• _TASK TO CARRY OUT_
Repeat every line exactly, keeping the pictures out of the copy.

• _THE DATA_
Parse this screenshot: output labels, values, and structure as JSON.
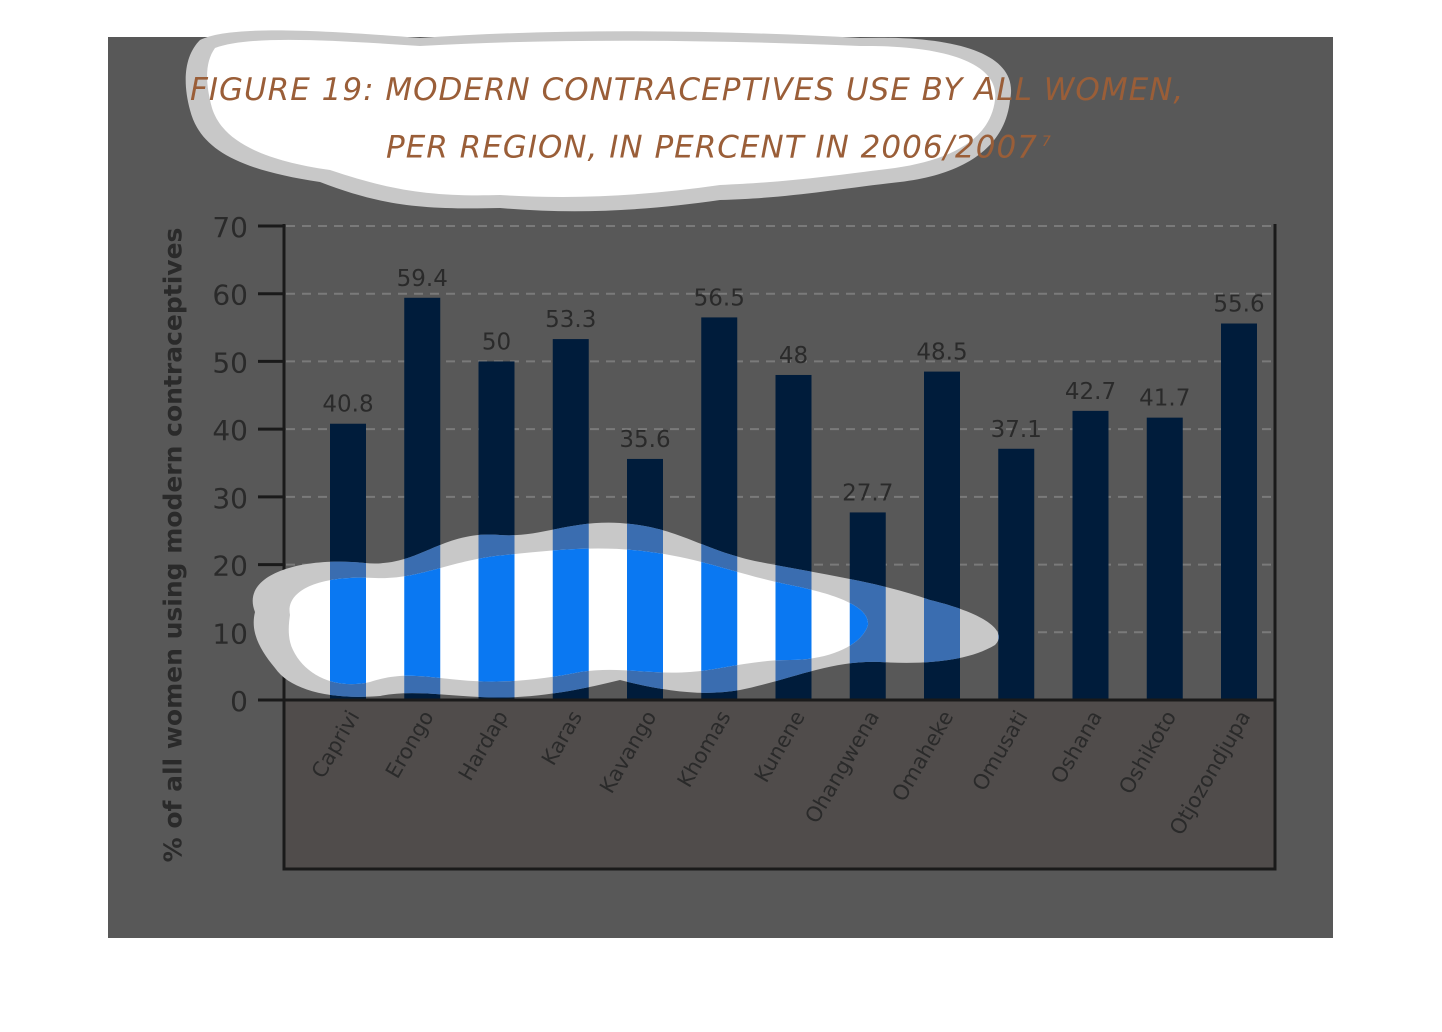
{
  "chart_data": {
    "type": "bar",
    "title_line1": "FIGURE 19: MODERN CONTRACEPTIVES USE BY ALL WOMEN,",
    "title_line2": "PER REGION, IN PERCENT IN 2006/2007",
    "title_footnote": "7",
    "ylabel": "% of all women using modern contraceptives",
    "xlabel": "",
    "ylim": [
      0,
      70
    ],
    "yticks": [
      "0",
      "10",
      "20",
      "30",
      "40",
      "50",
      "60",
      "70"
    ],
    "grid": true,
    "categories": [
      "Caprivi",
      "Erongo",
      "Hardap",
      "Karas",
      "Kavango",
      "Khomas",
      "Kunene",
      "Ohangwena",
      "Omaheke",
      "Omusati",
      "Oshana",
      "Oshikoto",
      "Otjozondjupa"
    ],
    "values": [
      40.8,
      59.4,
      50,
      53.3,
      35.6,
      56.5,
      48,
      27.7,
      48.5,
      37.1,
      42.7,
      41.7,
      55.6
    ],
    "value_labels": [
      "40.8",
      "59.4",
      "50",
      "53.3",
      "35.6",
      "56.5",
      "48",
      "27.7",
      "48.5",
      "37.1",
      "42.7",
      "41.7",
      "55.6"
    ],
    "colors": {
      "bar": "#001c3b",
      "bar_highlight": "#0a78f2",
      "background": "#585858",
      "label_area": "#504c4b",
      "title": "#9a5e38",
      "text": "#2a2a2a"
    }
  }
}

• _ANSWER FOR THIS EXERCISE_
Parse this screenshot: output labels, values, and structure as JSON.
{
  "chart_data": {
    "type": "bar",
    "title_line1": "FIGURE 19: MODERN CONTRACEPTIVES USE BY ALL WOMEN,",
    "title_line2": "PER REGION, IN PERCENT IN 2006/2007",
    "title_footnote": "7",
    "ylabel": "% of all women using modern contraceptives",
    "xlabel": "",
    "ylim": [
      0,
      70
    ],
    "yticks": [
      "0",
      "10",
      "20",
      "30",
      "40",
      "50",
      "60",
      "70"
    ],
    "grid": true,
    "categories": [
      "Caprivi",
      "Erongo",
      "Hardap",
      "Karas",
      "Kavango",
      "Khomas",
      "Kunene",
      "Ohangwena",
      "Omaheke",
      "Omusati",
      "Oshana",
      "Oshikoto",
      "Otjozondjupa"
    ],
    "values": [
      40.8,
      59.4,
      50,
      53.3,
      35.6,
      56.5,
      48,
      27.7,
      48.5,
      37.1,
      42.7,
      41.7,
      55.6
    ],
    "value_labels": [
      "40.8",
      "59.4",
      "50",
      "53.3",
      "35.6",
      "56.5",
      "48",
      "27.7",
      "48.5",
      "37.1",
      "42.7",
      "41.7",
      "55.6"
    ],
    "colors": {
      "bar": "#001c3b",
      "bar_highlight": "#0a78f2",
      "background": "#585858",
      "label_area": "#504c4b",
      "title": "#9a5e38",
      "text": "#2a2a2a"
    }
  }
}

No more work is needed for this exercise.